### Problem statement
Would you reproduce the whole listing exactly, dropping any pictures it holds?
+===+
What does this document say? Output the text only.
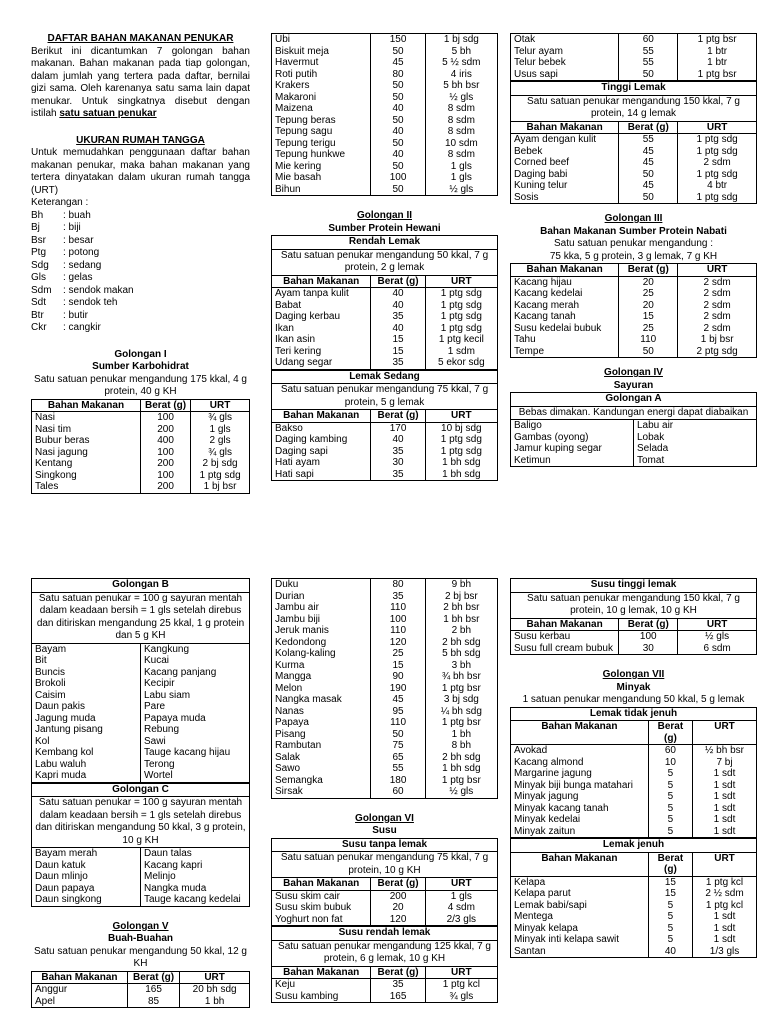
DAFTAR BAHAN MAKANAN PENUKAR

Berikut ini dicantumkan 7 golongan bahan makanan. Bahan makanan pada tiap golongan, dalam jumlah yang tertera pada daftar, bernilai gizi sama. Oleh karenanya satu sama lain dapat menukar. Untuk singkatnya disebut dengan istilah satu satuan penukar

UKURAN RUMAH TANGGA

Untuk memudahkan penggunaan daftar bahan makanan penukar, maka bahan makanan yang tertera dinyatakan dalam ukuran rumah tangga (URT)

Keterangan :
Bh	: buah
Bj	: biji
Bsr	: besar
Ptg	: potong
Sdg	: sedang
Gls	: gelas
Sdm	: sendok makan
Sdt	: sendok teh
Btr	: butir
Ckr	: cangkir
Golongan I
Sumber Karbohidrat
Satu satuan penukar mengandung 175 kkal, 4 g protein, 40 g KH
Bahan Makanan	Berat (g)	URT
Nasi	100	¾ gls
Nasi tim	200	1 gls
Bubur beras	400	2 gls
Nasi jagung	100	¾ gls
Kentang	200	2 bj sdg
Singkong	100	1 ptg sdg
Tales	200	1 bj bsr
Ubi	150	1 bj sdg
Biskuit meja	50	5 bh
Havermut	45	5 ½ sdm
Roti putih	80	4 iris
Krakers	50	5 bh bsr
Makaroni	50	½ gls
Maizena	40	8 sdm
Tepung beras	50	8 sdm
Tepung sagu	40	8 sdm
Tepung terigu	50	10 sdm
Tepung hunkwe	40	8 sdm
Mie kering	50	1 gls
Mie basah	100	1 gls
Bihun	50	½ gls
Golongan II
Sumber Protein Hewani
Rendah Lemak
Satu satuan penukar mengandung 50 kkal, 7 g protein, 2 g lemak
Bahan Makanan	Berat (g)	URT
Ayam tanpa kulit	40	1 ptg sdg
Babat	40	1 ptg sdg
Daging kerbau	35	1 ptg sdg
Ikan	40	1 ptg sdg
Ikan asin	15	1 ptg kecil
Teri kering	15	1 sdm
Udang segar	35	5 ekor sdg
Lemak Sedang
Satu satuan penukar mengandung 75 kkal, 7 g protein, 5 g lemak
Bahan Makanan	Berat (g)	URT
Bakso	170	10 bj sdg
Daging kambing	40	1 ptg sdg
Daging sapi	35	1 ptg sdg
Hati ayam	30	1 bh sdg
Hati sapi	35	1 bh sdg
Otak	60	1 ptg bsr
Telur ayam	55	1 btr
Telur bebek	55	1 btr
Usus sapi	50	1 ptg bsr
Tinggi Lemak
Satu satuan penukar mengandung 150 kkal, 7 g protein, 14 g lemak
Bahan Makanan	Berat (g)	URT
Ayam dengan kulit	55	1 ptg sdg
Bebek	45	1 ptg sdg
Corned beef	45	2 sdm
Daging babi	50	1 ptg sdg
Kuning telur	45	4 btr
Sosis	50	1 ptg sdg
Golongan III
Bahan Makanan Sumber Protein Nabati
Satu satuan penukar mengandung :
75 kka, 5 g protein, 3 g lemak, 7 g KH
Bahan Makanan	Berat (g)	URT
Kacang hijau	20	2 sdm
Kacang kedelai	25	2 sdm
Kacang merah	20	2 sdm
Kacang tanah	15	2 sdm
Susu kedelai bubuk	25	2 sdm
Tahu	110	1 bj bsr
Tempe	50	2 ptg sdg
Golongan IV
Sayuran
Golongan A
Bebas dimakan. Kandungan energi dapat diabaikan
Baligo	Labu air
Gambas (oyong)	Lobak
Jamur kuping segar	Selada
Ketimun	Tomat
Golongan B
Satu satuan penukar = 100 g sayuran mentah dalam keadaan bersih = 1 gls setelah direbus dan ditiriskan mengandung 25 kkal, 1 g protein dan 5 g KH
Bayam	Kangkung
Bit	Kucai
Buncis	Kacang panjang
Brokoli	Kecipir
Caisim	Labu siam
Daun pakis	Pare
Jagung muda	Papaya muda
Jantung pisang	Rebung
Kol	Sawi
Kembang kol	Tauge kacang hijau
Labu waluh	Terong
Kapri muda	Wortel
Golongan C
Satu satuan penukar = 100 g sayuran mentah dalam keadaan bersih = 1 gls setelah direbus dan ditiriskan mengandung 50 kkal, 3 g protein, 10 g KH
Bayam merah	Daun talas
Daun katuk	Kacang kapri
Daun mlinjo	Melinjo
Daun papaya	Nangka muda
Daun singkong	Tauge kacang kedelai
Golongan V
Buah-Buahan
Satu satuan penukar mengandung 50 kkal, 12 g KH
Bahan Makanan	Berat (g)	URT
Anggur	165	20 bh sdg
Apel	85	1 bh
Duku	80	9 bh
Durian	35	2 bj bsr
Jambu air	110	2 bh bsr
Jambu biji	100	1 bh bsr
Jeruk manis	110	2 bh
Kedondong	120	2 bh sdg
Kolang-kaling	25	5 bh sdg
Kurma	15	3 bh
Mangga	90	¾ bh bsr
Melon	190	1 ptg bsr
Nangka masak	45	3 bj sdg
Nanas	95	¼ bh sdg
Papaya	110	1 ptg bsr
Pisang	50	1 bh
Rambutan	75	8 bh
Salak	65	2 bh sdg
Sawo	55	1 bh sdg
Semangka	180	1 ptg bsr
Sirsak	60	½ gls
Golongan VI
Susu
Susu tanpa lemak
Satu satuan penukar mengandung 75 kkal, 7 g protein, 10 g KH
Bahan Makanan	Berat (g)	URT
Susu skim cair	200	1 gls
Susu skim bubuk	20	4 sdm
Yoghurt non fat	120	2/3 gls
Susu rendah lemak
Satu satuan penukar mengandung 125 kkal, 7 g protein, 6 g lemak, 10 g KH
Bahan Makanan	Berat (g)	URT
Keju	35	1 ptg kcl
Susu kambing	165	¾ gls
Susu tinggi lemak
Satu satuan penukar mengandung 150 kkal, 7 g protein, 10 g lemak, 10 g KH
Bahan Makanan	Berat (g)	URT
Susu kerbau	100	½ gls
Susu full cream bubuk	30	6 sdm
Golongan VII
Minyak
1 satuan penukar mengandung 50 kkal, 5 g lemak
Lemak tidak jenuh
Bahan Makanan	Berat (g)	URT
Avokad	60	½ bh bsr
Kacang almond	10	7 bj
Margarine jagung	5	1 sdt
Minyak biji bunga matahari	5	1 sdt
Minyak jagung	5	1 sdt
Minyak kacang tanah	5	1 sdt
Minyak kedelai	5	1 sdt
Minyak zaitun	5	1 sdt
Lemak jenuh
Bahan Makanan	Berat (g)	URT
Kelapa	15	1 ptg kcl
Kelapa parut	15	2 ½ sdm
Lemak babi/sapi	5	1 ptg kcl
Mentega	5	1 sdt
Minyak kelapa	5	1 sdt
Minyak inti kelapa sawit	5	1 sdt
Santan	40	1/3 gls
+===+
### Result of this task
What does this document say? Output the text only.
DAFTAR BAHAN MAKANAN PENUKAR

Berikut ini dicantumkan 7 golongan bahan makanan. Bahan makanan pada tiap golongan, dalam jumlah yang tertera pada daftar, bernilai gizi sama. Oleh karenanya satu sama lain dapat menukar. Untuk singkatnya disebut dengan istilah satu satuan penukar

UKURAN RUMAH TANGGA

Untuk memudahkan penggunaan daftar bahan makanan penukar, maka bahan makanan yang tertera dinyatakan dalam ukuran rumah tangga (URT)

Keterangan :
Bh	: buah
Bj	: biji
Bsr	: besar
Ptg	: potong
Sdg	: sedang
Gls	: gelas
Sdm	: sendok makan
Sdt	: sendok teh
Btr	: butir
Ckr	: cangkir
Golongan I
Sumber Karbohidrat
Satu satuan penukar mengandung 175 kkal, 4 g protein, 40 g KH
Bahan Makanan	Berat (g)	URT
Nasi	100	¾ gls
Nasi tim	200	1 gls
Bubur beras	400	2 gls
Nasi jagung	100	¾ gls
Kentang	200	2 bj sdg
Singkong	100	1 ptg sdg
Tales	200	1 bj bsr
Ubi	150	1 bj sdg
Biskuit meja	50	5 bh
Havermut	45	5 ½ sdm
Roti putih	80	4 iris
Krakers	50	5 bh bsr
Makaroni	50	½ gls
Maizena	40	8 sdm
Tepung beras	50	8 sdm
Tepung sagu	40	8 sdm
Tepung terigu	50	10 sdm
Tepung hunkwe	40	8 sdm
Mie kering	50	1 gls
Mie basah	100	1 gls
Bihun	50	½ gls
Golongan II
Sumber Protein Hewani
Rendah Lemak
Satu satuan penukar mengandung 50 kkal, 7 g protein, 2 g lemak
Bahan Makanan	Berat (g)	URT
Ayam tanpa kulit	40	1 ptg sdg
Babat	40	1 ptg sdg
Daging kerbau	35	1 ptg sdg
Ikan	40	1 ptg sdg
Ikan asin	15	1 ptg kecil
Teri kering	15	1 sdm
Udang segar	35	5 ekor sdg
Lemak Sedang
Satu satuan penukar mengandung 75 kkal, 7 g protein, 5 g lemak
Bahan Makanan	Berat (g)	URT
Bakso	170	10 bj sdg
Daging kambing	40	1 ptg sdg
Daging sapi	35	1 ptg sdg
Hati ayam	30	1 bh sdg
Hati sapi	35	1 bh sdg
Otak	60	1 ptg bsr
Telur ayam	55	1 btr
Telur bebek	55	1 btr
Usus sapi	50	1 ptg bsr
Tinggi Lemak
Satu satuan penukar mengandung 150 kkal, 7 g protein, 14 g lemak
Bahan Makanan	Berat (g)	URT
Ayam dengan kulit	55	1 ptg sdg
Bebek	45	1 ptg sdg
Corned beef	45	2 sdm
Daging babi	50	1 ptg sdg
Kuning telur	45	4 btr
Sosis	50	1 ptg sdg
Golongan III
Bahan Makanan Sumber Protein Nabati
Satu satuan penukar mengandung :
75 kka, 5 g protein, 3 g lemak, 7 g KH
Bahan Makanan	Berat (g)	URT
Kacang hijau	20	2 sdm
Kacang kedelai	25	2 sdm
Kacang merah	20	2 sdm
Kacang tanah	15	2 sdm
Susu kedelai bubuk	25	2 sdm
Tahu	110	1 bj bsr
Tempe	50	2 ptg sdg
Golongan IV
Sayuran
Golongan A
Bebas dimakan. Kandungan energi dapat diabaikan
Baligo	Labu air
Gambas (oyong)	Lobak
Jamur kuping segar	Selada
Ketimun	Tomat
Golongan B
Satu satuan penukar = 100 g sayuran mentah dalam keadaan bersih = 1 gls setelah direbus dan ditiriskan mengandung 25 kkal, 1 g protein dan 5 g KH
Bayam	Kangkung
Bit	Kucai
Buncis	Kacang panjang
Brokoli	Kecipir
Caisim	Labu siam
Daun pakis	Pare
Jagung muda	Papaya muda
Jantung pisang	Rebung
Kol	Sawi
Kembang kol	Tauge kacang hijau
Labu waluh	Terong
Kapri muda	Wortel
Golongan C
Satu satuan penukar = 100 g sayuran mentah dalam keadaan bersih = 1 gls setelah direbus dan ditiriskan mengandung 50 kkal, 3 g protein, 10 g KH
Bayam merah	Daun talas
Daun katuk	Kacang kapri
Daun mlinjo	Melinjo
Daun papaya	Nangka muda
Daun singkong	Tauge kacang kedelai
Golongan V
Buah-Buahan
Satu satuan penukar mengandung 50 kkal, 12 g KH
Bahan Makanan	Berat (g)	URT
Anggur	165	20 bh sdg
Apel	85	1 bh
Duku	80	9 bh
Durian	35	2 bj bsr
Jambu air	110	2 bh bsr
Jambu biji	100	1 bh bsr
Jeruk manis	110	2 bh
Kedondong	120	2 bh sdg
Kolang-kaling	25	5 bh sdg
Kurma	15	3 bh
Mangga	90	¾ bh bsr
Melon	190	1 ptg bsr
Nangka masak	45	3 bj sdg
Nanas	95	¼ bh sdg
Papaya	110	1 ptg bsr
Pisang	50	1 bh
Rambutan	75	8 bh
Salak	65	2 bh sdg
Sawo	55	1 bh sdg
Semangka	180	1 ptg bsr
Sirsak	60	½ gls
Golongan VI
Susu
Susu tanpa lemak
Satu satuan penukar mengandung 75 kkal, 7 g protein, 10 g KH
Bahan Makanan	Berat (g)	URT
Susu skim cair	200	1 gls
Susu skim bubuk	20	4 sdm
Yoghurt non fat	120	2/3 gls
Susu rendah lemak
Satu satuan penukar mengandung 125 kkal, 7 g protein, 6 g lemak, 10 g KH
Bahan Makanan	Berat (g)	URT
Keju	35	1 ptg kcl
Susu kambing	165	¾ gls
Susu tinggi lemak
Satu satuan penukar mengandung 150 kkal, 7 g protein, 10 g lemak, 10 g KH
Bahan Makanan	Berat (g)	URT
Susu kerbau	100	½ gls
Susu full cream bubuk	30	6 sdm
Golongan VII
Minyak
1 satuan penukar mengandung 50 kkal, 5 g lemak
Lemak tidak jenuh
Bahan Makanan	Berat (g)	URT
Avokad	60	½ bh bsr
Kacang almond	10	7 bj
Margarine jagung	5	1 sdt
Minyak biji bunga matahari	5	1 sdt
Minyak jagung	5	1 sdt
Minyak kacang tanah	5	1 sdt
Minyak kedelai	5	1 sdt
Minyak zaitun	5	1 sdt
Lemak jenuh
Bahan Makanan	Berat (g)	URT
Kelapa	15	1 ptg kcl
Kelapa parut	15	2 ½ sdm
Lemak babi/sapi	5	1 ptg kcl
Mentega	5	1 sdt
Minyak kelapa	5	1 sdt
Minyak inti kelapa sawit	5	1 sdt
Santan	40	1/3 gls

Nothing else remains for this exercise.